• [Input material]:

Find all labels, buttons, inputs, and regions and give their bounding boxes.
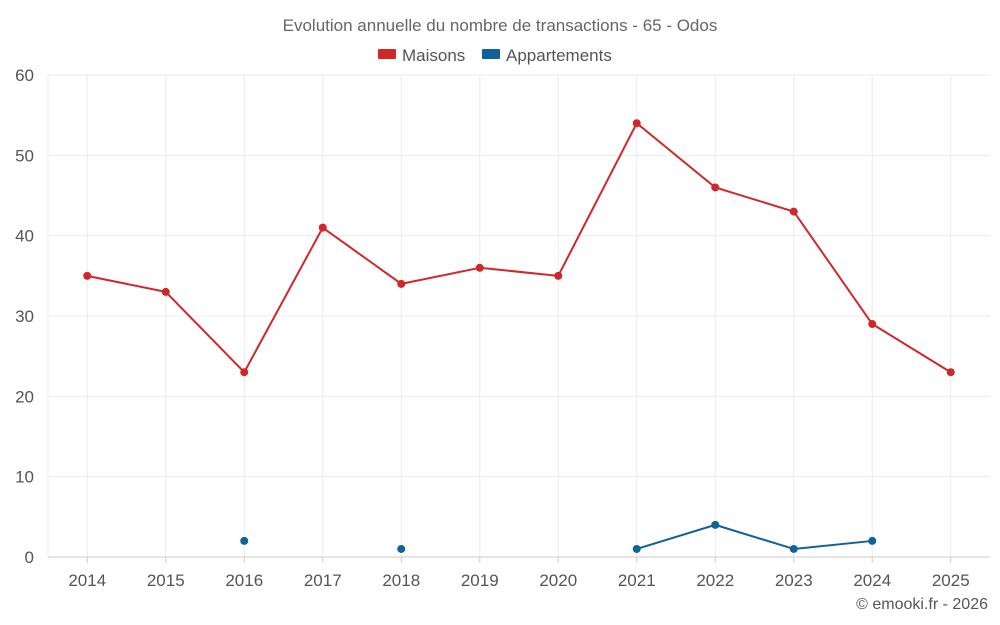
grid (48, 74, 990, 557)
x-tick-label: 2016 (225, 571, 263, 590)
chart-title: Evolution annuelle du nombre de transact… (283, 16, 718, 35)
data-point-maisons-2024[interactable] (868, 320, 877, 329)
data-point-appartements-2016[interactable] (240, 536, 249, 545)
x-tick-label: 2017 (304, 571, 342, 590)
y-tick-label: 10 (15, 468, 34, 487)
data-point-appartements-2022[interactable] (711, 520, 720, 529)
data-point-maisons-2025[interactable] (946, 368, 955, 377)
y-tick-label: 50 (15, 146, 34, 165)
x-tick-label: 2019 (461, 571, 499, 590)
data-point-maisons-2023[interactable] (789, 207, 798, 216)
data-point-maisons-2016[interactable] (240, 368, 249, 377)
series-line-appartements (636, 523, 873, 550)
x-tick-label: 2020 (539, 571, 577, 590)
legend-label-maisons[interactable]: Maisons (402, 46, 465, 65)
data-point-maisons-2017[interactable] (318, 223, 327, 232)
axes: 0 10 20 30 40 50 60 2014 2015 2016 2017 2018 2019 202… (15, 66, 990, 590)
data-point-maisons-2019[interactable] (475, 263, 484, 272)
y-tick-label: 30 (15, 307, 34, 326)
data-point-maisons-2020[interactable] (554, 271, 563, 280)
x-tick-label: 2021 (618, 571, 656, 590)
data-point-maisons-2022[interactable] (711, 183, 720, 192)
x-tick-label: 2014 (68, 571, 106, 590)
series-line-maisons (87, 122, 952, 374)
y-tick-label: 60 (15, 66, 34, 85)
y-tick-label: 40 (15, 227, 34, 246)
x-tick-label: 2018 (382, 571, 420, 590)
x-tick-label: 2024 (853, 571, 891, 590)
legend-swatch-appartements (482, 49, 500, 59)
data-point-maisons-2021[interactable] (632, 119, 641, 128)
x-tick-label: 2023 (775, 571, 813, 590)
legend-label-appartements[interactable]: Appartements (506, 46, 612, 65)
y-tick-label: 0 (25, 548, 34, 567)
data-point-appartements-2018[interactable] (397, 544, 406, 553)
x-tick-label: 2015 (147, 571, 185, 590)
y-tick-label: 20 (15, 387, 34, 406)
legend: Maisons Appartements (378, 46, 612, 65)
data-point-appartements-2023[interactable] (789, 544, 798, 553)
x-tick-label: 2022 (696, 571, 734, 590)
series (83, 119, 955, 553)
data-point-appartements-2024[interactable] (868, 536, 877, 545)
data-point-appartements-2021[interactable] (632, 544, 641, 553)
legend-swatch-maisons (378, 49, 396, 59)
credit-text: © emooki.fr - 2026 (856, 596, 988, 613)
data-point-maisons-2014[interactable] (83, 271, 92, 280)
x-tick-label: 2025 (932, 571, 970, 590)
data-point-maisons-2015[interactable] (161, 287, 170, 296)
data-point-maisons-2018[interactable] (397, 279, 406, 288)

• [Written task]: Reproduce verbatim the lines from the one containing "grid (48, 74, 990, 557)" through the one containing "legend-swatch-maisons (378, 49, 396, 59)".

• [Solution to this task]:
grid (48, 74, 990, 557)
x-tick-label: 2016 (225, 571, 263, 590)
chart-title: Evolution annuelle du nombre de transact… (283, 16, 718, 35)
data-point-maisons-2024[interactable] (868, 320, 877, 329)
data-point-appartements-2016[interactable] (240, 536, 249, 545)
x-tick-label: 2017 (304, 571, 342, 590)
y-tick-label: 10 (15, 468, 34, 487)
data-point-appartements-2022[interactable] (711, 520, 720, 529)
data-point-maisons-2025[interactable] (946, 368, 955, 377)
y-tick-label: 50 (15, 146, 34, 165)
x-tick-label: 2019 (461, 571, 499, 590)
data-point-maisons-2023[interactable] (789, 207, 798, 216)
data-point-maisons-2016[interactable] (240, 368, 249, 377)
series-line-appartements (636, 523, 873, 550)
x-tick-label: 2020 (539, 571, 577, 590)
legend-label-maisons[interactable]: Maisons (402, 46, 465, 65)
data-point-maisons-2017[interactable] (318, 223, 327, 232)
axes: 0 10 20 30 40 50 60 2014 2015 2016 2017 2018 2019 202… (15, 66, 990, 590)
data-point-maisons-2019[interactable] (475, 263, 484, 272)
y-tick-label: 30 (15, 307, 34, 326)
data-point-maisons-2020[interactable] (554, 271, 563, 280)
x-tick-label: 2021 (618, 571, 656, 590)
data-point-maisons-2022[interactable] (711, 183, 720, 192)
x-tick-label: 2014 (68, 571, 106, 590)
series-line-maisons (87, 122, 952, 374)
y-tick-label: 60 (15, 66, 34, 85)
y-tick-label: 40 (15, 227, 34, 246)
x-tick-label: 2018 (382, 571, 420, 590)
x-tick-label: 2024 (853, 571, 891, 590)
legend-swatch-appartements (482, 49, 500, 59)
data-point-maisons-2021[interactable] (632, 119, 641, 128)
x-tick-label: 2023 (775, 571, 813, 590)
legend-label-appartements[interactable]: Appartements (506, 46, 612, 65)
y-tick-label: 0 (25, 548, 34, 567)
data-point-appartements-2018[interactable] (397, 544, 406, 553)
x-tick-label: 2015 (147, 571, 185, 590)
y-tick-label: 20 (15, 387, 34, 406)
legend: Maisons Appartements (378, 46, 612, 65)
data-point-appartements-2023[interactable] (789, 544, 798, 553)
x-tick-label: 2022 (696, 571, 734, 590)
series (83, 119, 955, 553)
data-point-appartements-2024[interactable] (868, 536, 877, 545)
data-point-appartements-2021[interactable] (632, 544, 641, 553)
legend-swatch-maisons (378, 49, 396, 59)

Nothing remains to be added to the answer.